» **Problem details**
Transcribe all the records with complete accuracy.
--- BEGIN Dataset ---
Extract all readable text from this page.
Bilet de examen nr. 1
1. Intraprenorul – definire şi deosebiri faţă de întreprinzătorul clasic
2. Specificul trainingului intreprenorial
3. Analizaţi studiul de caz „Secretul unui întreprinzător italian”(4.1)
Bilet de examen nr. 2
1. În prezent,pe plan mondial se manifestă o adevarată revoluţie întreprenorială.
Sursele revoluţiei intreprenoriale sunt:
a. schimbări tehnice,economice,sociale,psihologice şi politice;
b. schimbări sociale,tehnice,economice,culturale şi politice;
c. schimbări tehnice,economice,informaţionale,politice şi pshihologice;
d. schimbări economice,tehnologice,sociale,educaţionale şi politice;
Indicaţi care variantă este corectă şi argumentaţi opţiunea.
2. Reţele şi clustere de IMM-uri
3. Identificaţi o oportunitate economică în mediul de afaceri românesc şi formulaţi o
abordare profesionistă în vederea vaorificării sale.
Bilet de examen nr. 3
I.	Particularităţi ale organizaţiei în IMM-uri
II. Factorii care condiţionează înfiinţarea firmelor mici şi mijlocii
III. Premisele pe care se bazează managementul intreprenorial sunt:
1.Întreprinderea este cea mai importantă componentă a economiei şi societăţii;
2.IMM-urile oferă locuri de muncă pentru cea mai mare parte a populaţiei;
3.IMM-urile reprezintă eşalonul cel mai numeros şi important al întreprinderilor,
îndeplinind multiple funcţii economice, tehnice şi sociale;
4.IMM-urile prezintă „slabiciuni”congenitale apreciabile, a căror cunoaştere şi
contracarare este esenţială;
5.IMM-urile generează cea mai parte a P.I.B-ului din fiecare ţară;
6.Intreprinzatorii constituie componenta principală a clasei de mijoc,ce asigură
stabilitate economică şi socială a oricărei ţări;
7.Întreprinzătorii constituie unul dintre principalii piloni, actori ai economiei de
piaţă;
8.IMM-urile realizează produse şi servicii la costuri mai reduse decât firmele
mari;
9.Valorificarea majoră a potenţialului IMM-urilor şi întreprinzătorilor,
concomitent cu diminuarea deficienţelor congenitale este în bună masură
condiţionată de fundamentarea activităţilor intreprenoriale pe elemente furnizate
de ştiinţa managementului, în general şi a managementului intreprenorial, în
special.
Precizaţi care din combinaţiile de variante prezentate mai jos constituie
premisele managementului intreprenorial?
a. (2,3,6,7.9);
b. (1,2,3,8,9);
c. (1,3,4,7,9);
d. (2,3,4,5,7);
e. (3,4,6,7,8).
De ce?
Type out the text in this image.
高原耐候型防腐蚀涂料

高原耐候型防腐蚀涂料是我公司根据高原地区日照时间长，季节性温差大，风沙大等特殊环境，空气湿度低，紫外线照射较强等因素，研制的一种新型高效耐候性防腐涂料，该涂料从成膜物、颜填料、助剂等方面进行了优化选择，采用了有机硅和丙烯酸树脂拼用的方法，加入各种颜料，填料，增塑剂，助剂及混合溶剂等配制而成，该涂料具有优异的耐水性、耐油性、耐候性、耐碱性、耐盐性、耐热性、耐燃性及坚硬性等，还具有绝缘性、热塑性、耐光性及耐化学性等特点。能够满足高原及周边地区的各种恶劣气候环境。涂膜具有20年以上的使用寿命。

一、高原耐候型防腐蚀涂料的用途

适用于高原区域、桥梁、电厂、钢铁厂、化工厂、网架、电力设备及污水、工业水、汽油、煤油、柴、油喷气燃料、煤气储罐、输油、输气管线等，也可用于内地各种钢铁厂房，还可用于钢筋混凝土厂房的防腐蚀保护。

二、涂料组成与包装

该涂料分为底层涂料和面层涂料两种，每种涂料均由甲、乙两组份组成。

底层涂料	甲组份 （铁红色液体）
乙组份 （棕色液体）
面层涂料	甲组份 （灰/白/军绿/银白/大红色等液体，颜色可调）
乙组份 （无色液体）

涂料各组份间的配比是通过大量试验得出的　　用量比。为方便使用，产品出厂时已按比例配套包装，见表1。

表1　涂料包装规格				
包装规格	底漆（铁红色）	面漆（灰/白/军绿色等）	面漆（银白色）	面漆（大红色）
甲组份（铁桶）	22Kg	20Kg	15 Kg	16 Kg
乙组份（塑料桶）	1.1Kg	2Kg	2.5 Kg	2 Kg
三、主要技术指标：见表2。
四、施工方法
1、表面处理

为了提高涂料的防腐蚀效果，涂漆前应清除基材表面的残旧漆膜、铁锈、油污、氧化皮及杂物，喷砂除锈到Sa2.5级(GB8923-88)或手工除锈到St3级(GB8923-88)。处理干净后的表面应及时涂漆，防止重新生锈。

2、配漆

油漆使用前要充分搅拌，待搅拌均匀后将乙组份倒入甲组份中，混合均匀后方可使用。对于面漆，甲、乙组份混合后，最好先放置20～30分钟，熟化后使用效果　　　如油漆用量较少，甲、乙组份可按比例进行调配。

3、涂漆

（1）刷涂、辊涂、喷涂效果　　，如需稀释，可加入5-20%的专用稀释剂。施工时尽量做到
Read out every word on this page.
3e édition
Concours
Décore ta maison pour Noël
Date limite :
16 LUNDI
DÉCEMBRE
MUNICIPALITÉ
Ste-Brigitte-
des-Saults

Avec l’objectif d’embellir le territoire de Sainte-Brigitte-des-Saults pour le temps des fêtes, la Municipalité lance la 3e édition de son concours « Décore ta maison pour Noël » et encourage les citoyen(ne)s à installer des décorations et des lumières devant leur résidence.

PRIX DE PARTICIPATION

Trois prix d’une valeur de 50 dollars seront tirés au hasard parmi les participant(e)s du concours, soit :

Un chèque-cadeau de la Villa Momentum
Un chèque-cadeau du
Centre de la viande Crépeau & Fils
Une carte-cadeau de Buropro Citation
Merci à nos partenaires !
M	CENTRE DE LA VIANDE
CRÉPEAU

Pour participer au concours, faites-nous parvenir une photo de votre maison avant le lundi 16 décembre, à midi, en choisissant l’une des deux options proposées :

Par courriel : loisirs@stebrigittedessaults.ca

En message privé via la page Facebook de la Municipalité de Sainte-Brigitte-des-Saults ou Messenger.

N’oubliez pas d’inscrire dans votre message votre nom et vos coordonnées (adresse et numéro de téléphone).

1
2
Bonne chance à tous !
--- END Dataset ---
» **Answer below**
Extract all readable text from this page.
Bilet de examen nr. 1
1. Intraprenorul – definire şi deosebiri faţă de întreprinzătorul clasic
2. Specificul trainingului intreprenorial
3. Analizaţi studiul de caz „Secretul unui întreprinzător italian”(4.1)
Bilet de examen nr. 2
1. În prezent,pe plan mondial se manifestă o adevarată revoluţie întreprenorială.
Sursele revoluţiei intreprenoriale sunt:
a. schimbări tehnice,economice,sociale,psihologice şi politice;
b. schimbări sociale,tehnice,economice,culturale şi politice;
c. schimbări tehnice,economice,informaţionale,politice şi pshihologice;
d. schimbări economice,tehnologice,sociale,educaţionale şi politice;
Indicaţi care variantă este corectă şi argumentaţi opţiunea.
2. Reţele şi clustere de IMM-uri
3. Identificaţi o oportunitate economică în mediul de afaceri românesc şi formulaţi o
abordare profesionistă în vederea vaorificării sale.
Bilet de examen nr. 3
I.	Particularităţi ale organizaţiei în IMM-uri
II. Factorii care condiţionează înfiinţarea firmelor mici şi mijlocii
III. Premisele pe care se bazează managementul intreprenorial sunt:
1.Întreprinderea este cea mai importantă componentă a economiei şi societăţii;
2.IMM-urile oferă locuri de muncă pentru cea mai mare parte a populaţiei;
3.IMM-urile reprezintă eşalonul cel mai numeros şi important al întreprinderilor,
îndeplinind multiple funcţii economice, tehnice şi sociale;
4.IMM-urile prezintă „slabiciuni”congenitale apreciabile, a căror cunoaştere şi
contracarare este esenţială;
5.IMM-urile generează cea mai parte a P.I.B-ului din fiecare ţară;
6.Intreprinzatorii constituie componenta principală a clasei de mijoc,ce asigură
stabilitate economică şi socială a oricărei ţări;
7.Întreprinzătorii constituie unul dintre principalii piloni, actori ai economiei de
piaţă;
8.IMM-urile realizează produse şi servicii la costuri mai reduse decât firmele
mari;
9.Valorificarea majoră a potenţialului IMM-urilor şi întreprinzătorilor,
concomitent cu diminuarea deficienţelor congenitale este în bună masură
condiţionată de fundamentarea activităţilor intreprenoriale pe elemente furnizate
de ştiinţa managementului, în general şi a managementului intreprenorial, în
special.
Precizaţi care din combinaţiile de variante prezentate mai jos constituie
premisele managementului intreprenorial?
a. (2,3,6,7.9);
b. (1,2,3,8,9);
c. (1,3,4,7,9);
d. (2,3,4,5,7);
e. (3,4,6,7,8).
De ce?
Type out the text in this image.
高原耐候型防腐蚀涂料

高原耐候型防腐蚀涂料是我公司根据高原地区日照时间长，季节性温差大，风沙大等特殊环境，空气湿度低，紫外线照射较强等因素，研制的一种新型高效耐候性防腐涂料，该涂料从成膜物、颜填料、助剂等方面进行了优化选择，采用了有机硅和丙烯酸树脂拼用的方法，加入各种颜料，填料，增塑剂，助剂及混合溶剂等配制而成，该涂料具有优异的耐水性、耐油性、耐候性、耐碱性、耐盐性、耐热性、耐燃性及坚硬性等，还具有绝缘性、热塑性、耐光性及耐化学性等特点。能够满足高原及周边地区的各种恶劣气候环境。涂膜具有20年以上的使用寿命。

一、高原耐候型防腐蚀涂料的用途

适用于高原区域、桥梁、电厂、钢铁厂、化工厂、网架、电力设备及污水、工业水、汽油、煤油、柴、油喷气燃料、煤气储罐、输油、输气管线等，也可用于内地各种钢铁厂房，还可用于钢筋混凝土厂房的防腐蚀保护。

二、涂料组成与包装

该涂料分为底层涂料和面层涂料两种，每种涂料均由甲、乙两组份组成。

底层涂料	甲组份 （铁红色液体）
乙组份 （棕色液体）
面层涂料	甲组份 （灰/白/军绿/银白/大红色等液体，颜色可调）
乙组份 （无色液体）

涂料各组份间的配比是通过大量试验得出的　　用量比。为方便使用，产品出厂时已按比例配套包装，见表1。

表1　涂料包装规格				
包装规格	底漆（铁红色）	面漆（灰/白/军绿色等）	面漆（银白色）	面漆（大红色）
甲组份（铁桶）	22Kg	20Kg	15 Kg	16 Kg
乙组份（塑料桶）	1.1Kg	2Kg	2.5 Kg	2 Kg
三、主要技术指标：见表2。
四、施工方法
1、表面处理

为了提高涂料的防腐蚀效果，涂漆前应清除基材表面的残旧漆膜、铁锈、油污、氧化皮及杂物，喷砂除锈到Sa2.5级(GB8923-88)或手工除锈到St3级(GB8923-88)。处理干净后的表面应及时涂漆，防止重新生锈。

2、配漆

油漆使用前要充分搅拌，待搅拌均匀后将乙组份倒入甲组份中，混合均匀后方可使用。对于面漆，甲、乙组份混合后，最好先放置20～30分钟，熟化后使用效果　　　如油漆用量较少，甲、乙组份可按比例进行调配。

3、涂漆

（1）刷涂、辊涂、喷涂效果　　，如需稀释，可加入5-20%的专用稀释剂。施工时尽量做到
Read out every word on this page.
3e édition
Concours
Décore ta maison pour Noël
Date limite :
16 LUNDI
DÉCEMBRE
MUNICIPALITÉ
Ste-Brigitte-
des-Saults

Avec l’objectif d’embellir le territoire de Sainte-Brigitte-des-Saults pour le temps des fêtes, la Municipalité lance la 3e édition de son concours « Décore ta maison pour Noël » et encourage les citoyen(ne)s à installer des décorations et des lumières devant leur résidence.

PRIX DE PARTICIPATION

Trois prix d’une valeur de 50 dollars seront tirés au hasard parmi les participant(e)s du concours, soit :

Un chèque-cadeau de la Villa Momentum
Un chèque-cadeau du
Centre de la viande Crépeau & Fils
Une carte-cadeau de Buropro Citation
Merci à nos partenaires !
M	CENTRE DE LA VIANDE
CRÉPEAU

Pour participer au concours, faites-nous parvenir une photo de votre maison avant le lundi 16 décembre, à midi, en choisissant l’une des deux options proposées :

Par courriel : loisirs@stebrigittedessaults.ca

En message privé via la page Facebook de la Municipalité de Sainte-Brigitte-des-Saults ou Messenger.

N’oubliez pas d’inscrire dans votre message votre nom et vos coordonnées (adresse et numéro de téléphone).

1
2
Bonne chance à tous !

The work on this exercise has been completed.